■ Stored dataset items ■
※ ※ ※

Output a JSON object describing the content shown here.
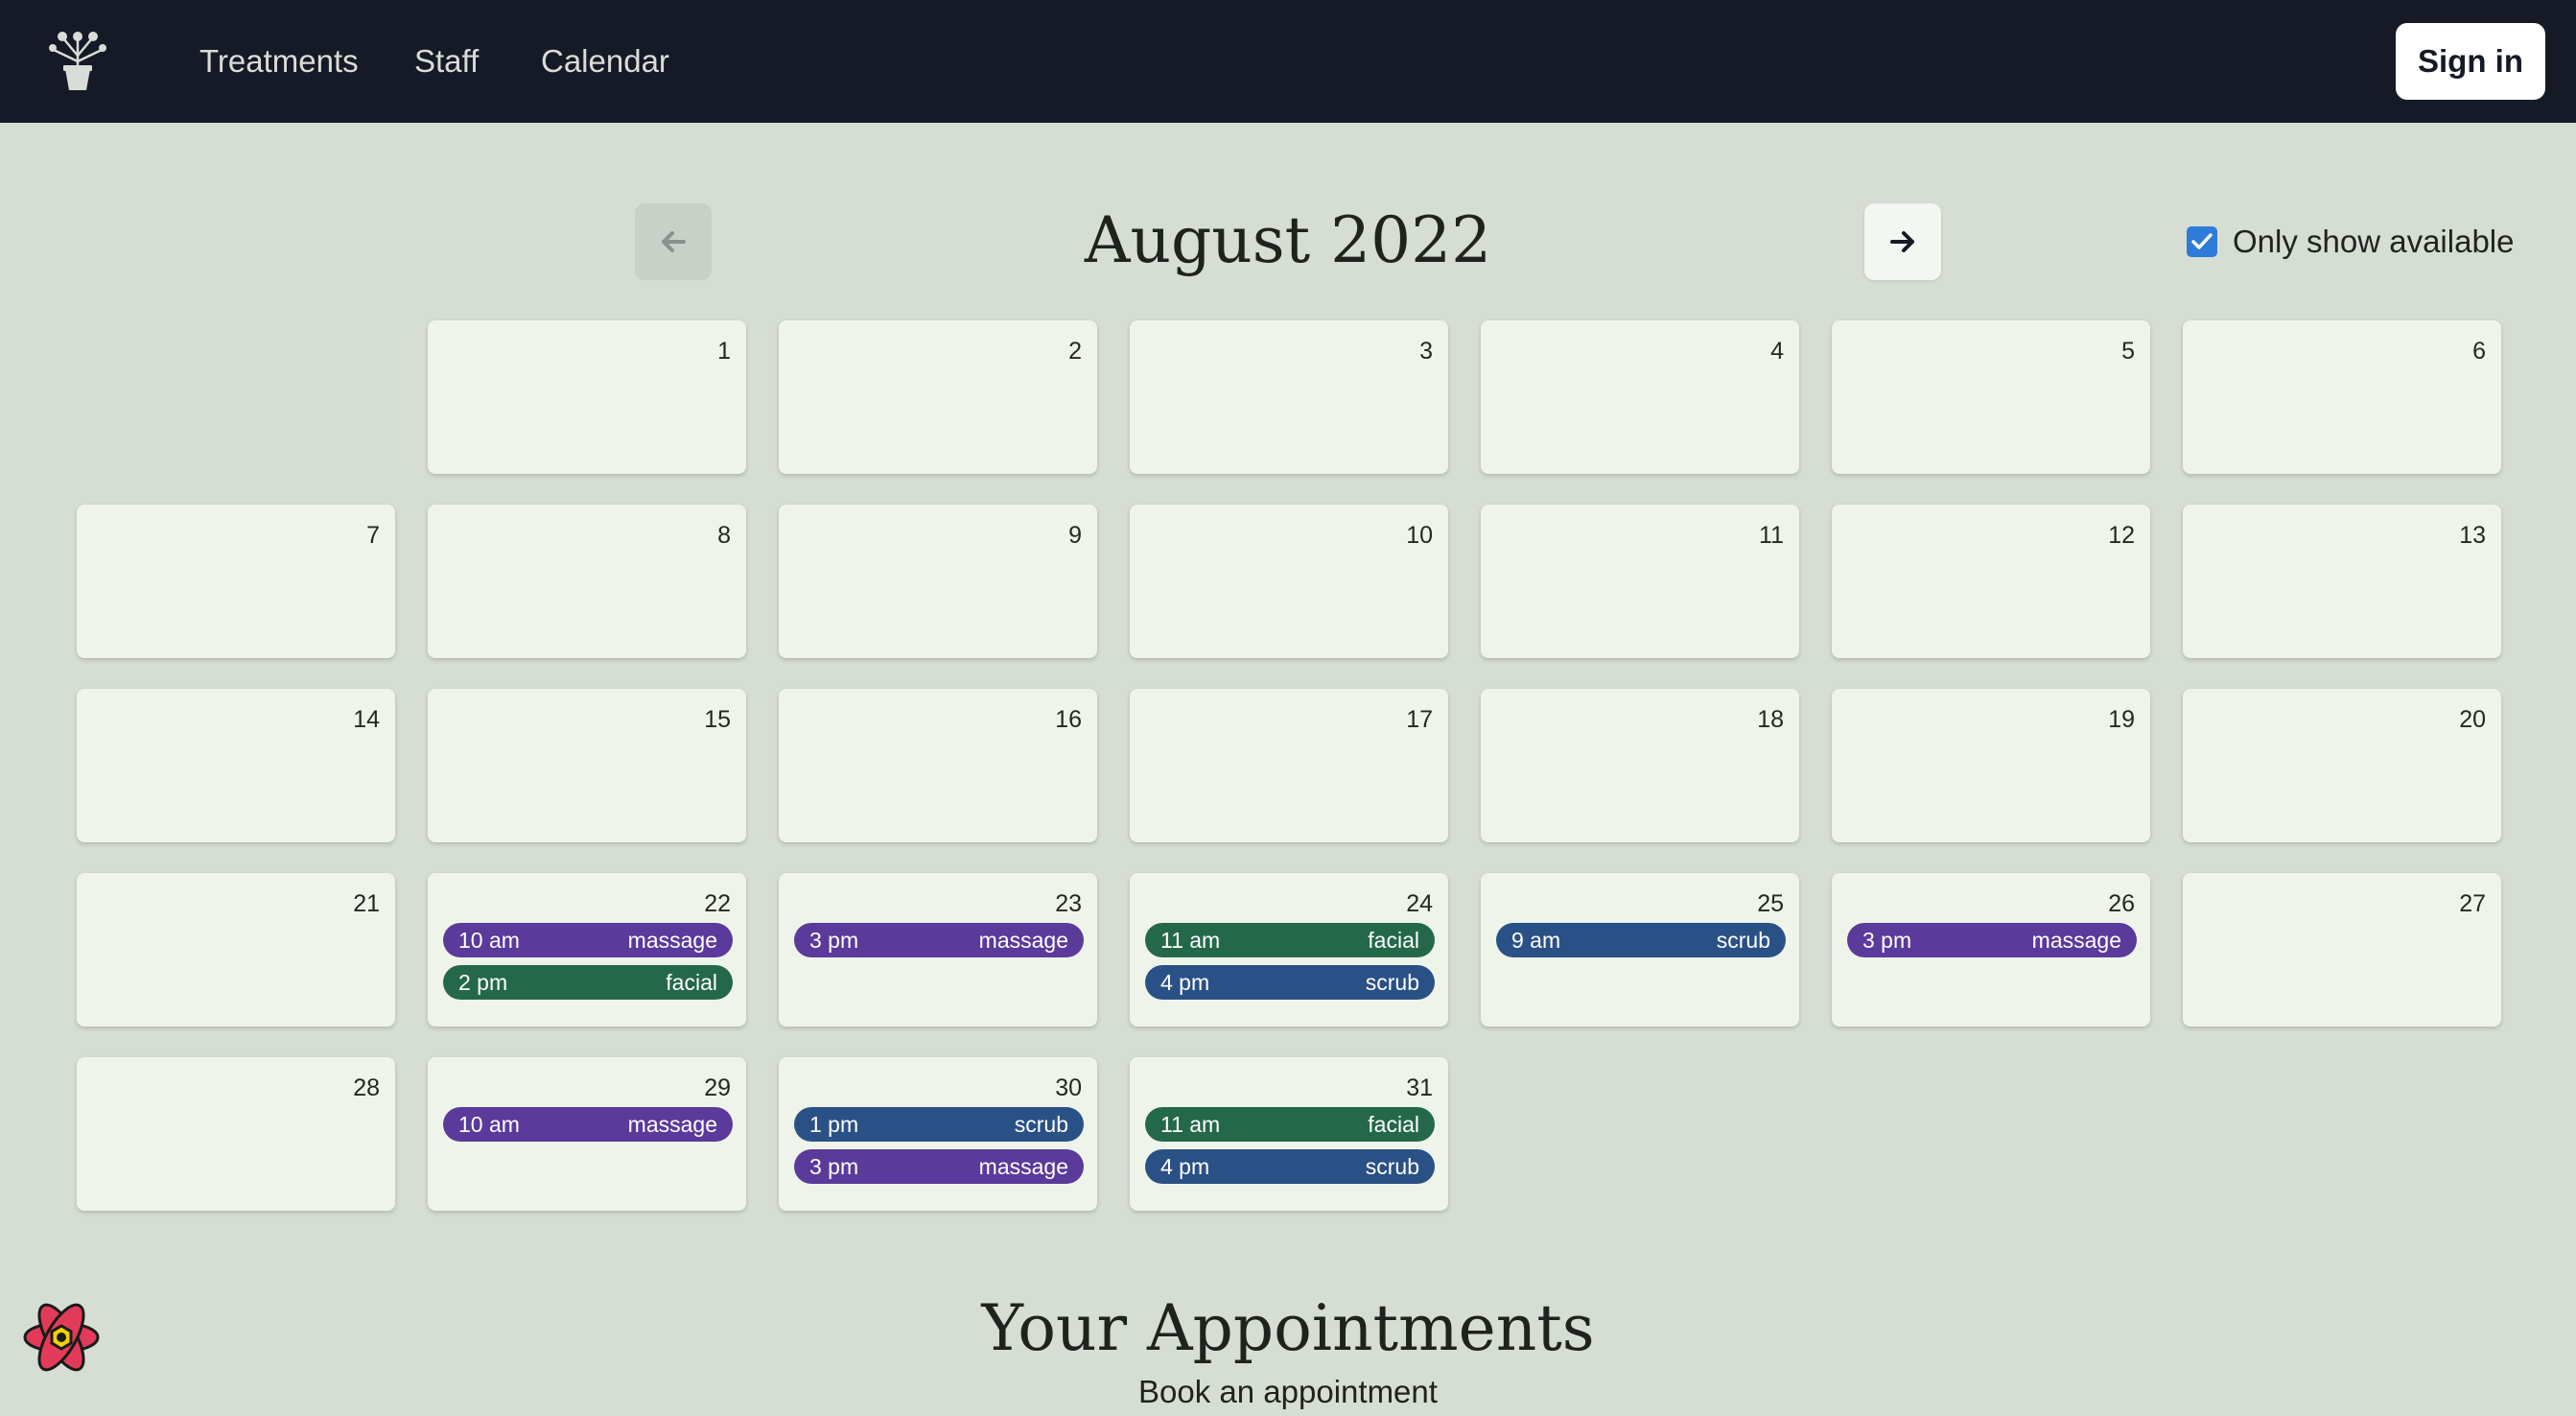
{
  "nav": {
    "links": [
      "Treatments",
      "Staff",
      "Calendar"
    ],
    "signin_label": "Sign in",
    "logo_icon": "flower-pot-icon"
  },
  "calendar": {
    "month_title": "August 2022",
    "prev_icon": "arrow-left-icon",
    "next_icon": "arrow-right-icon",
    "only_available_label": "Only show available",
    "only_available_checked": true,
    "first_weekday_offset": 1,
    "days": [
      {
        "day": "1",
        "appointments": []
      },
      {
        "day": "2",
        "appointments": []
      },
      {
        "day": "3",
        "appointments": []
      },
      {
        "day": "4",
        "appointments": []
      },
      {
        "day": "5",
        "appointments": []
      },
      {
        "day": "6",
        "appointments": []
      },
      {
        "day": "7",
        "appointments": []
      },
      {
        "day": "8",
        "appointments": []
      },
      {
        "day": "9",
        "appointments": []
      },
      {
        "day": "10",
        "appointments": []
      },
      {
        "day": "11",
        "appointments": []
      },
      {
        "day": "12",
        "appointments": []
      },
      {
        "day": "13",
        "appointments": []
      },
      {
        "day": "14",
        "appointments": []
      },
      {
        "day": "15",
        "appointments": []
      },
      {
        "day": "16",
        "appointments": []
      },
      {
        "day": "17",
        "appointments": []
      },
      {
        "day": "18",
        "appointments": []
      },
      {
        "day": "19",
        "appointments": []
      },
      {
        "day": "20",
        "appointments": []
      },
      {
        "day": "21",
        "appointments": []
      },
      {
        "day": "22",
        "appointments": [
          {
            "time": "10 am",
            "treatment": "massage"
          },
          {
            "time": "2 pm",
            "treatment": "facial"
          }
        ]
      },
      {
        "day": "23",
        "appointments": [
          {
            "time": "3 pm",
            "treatment": "massage"
          }
        ]
      },
      {
        "day": "24",
        "appointments": [
          {
            "time": "11 am",
            "treatment": "facial"
          },
          {
            "time": "4 pm",
            "treatment": "scrub"
          }
        ]
      },
      {
        "day": "25",
        "appointments": [
          {
            "time": "9 am",
            "treatment": "scrub"
          }
        ]
      },
      {
        "day": "26",
        "appointments": [
          {
            "time": "3 pm",
            "treatment": "massage"
          }
        ]
      },
      {
        "day": "27",
        "appointments": []
      },
      {
        "day": "28",
        "appointments": []
      },
      {
        "day": "29",
        "appointments": [
          {
            "time": "10 am",
            "treatment": "massage"
          }
        ]
      },
      {
        "day": "30",
        "appointments": [
          {
            "time": "1 pm",
            "treatment": "scrub"
          },
          {
            "time": "3 pm",
            "treatment": "massage"
          }
        ]
      },
      {
        "day": "31",
        "appointments": [
          {
            "time": "11 am",
            "treatment": "facial"
          },
          {
            "time": "4 pm",
            "treatment": "scrub"
          }
        ]
      }
    ],
    "treatment_colors": {
      "massage": "#5a3a9a",
      "facial": "#24684a",
      "scrub": "#2a5186"
    }
  },
  "appointments_section": {
    "title": "Your Appointments",
    "book_link": "Book an appointment"
  },
  "devtools_icon": "react-logo-icon"
}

※ ※ ※

■ PROBLEM TO SOLVE ■
In the listing, find all lines with the string "arrow" and copy them.

■ RESPONSE ■
    "prev_icon": "arrow-left-icon",
    "next_icon": "arrow-right-icon",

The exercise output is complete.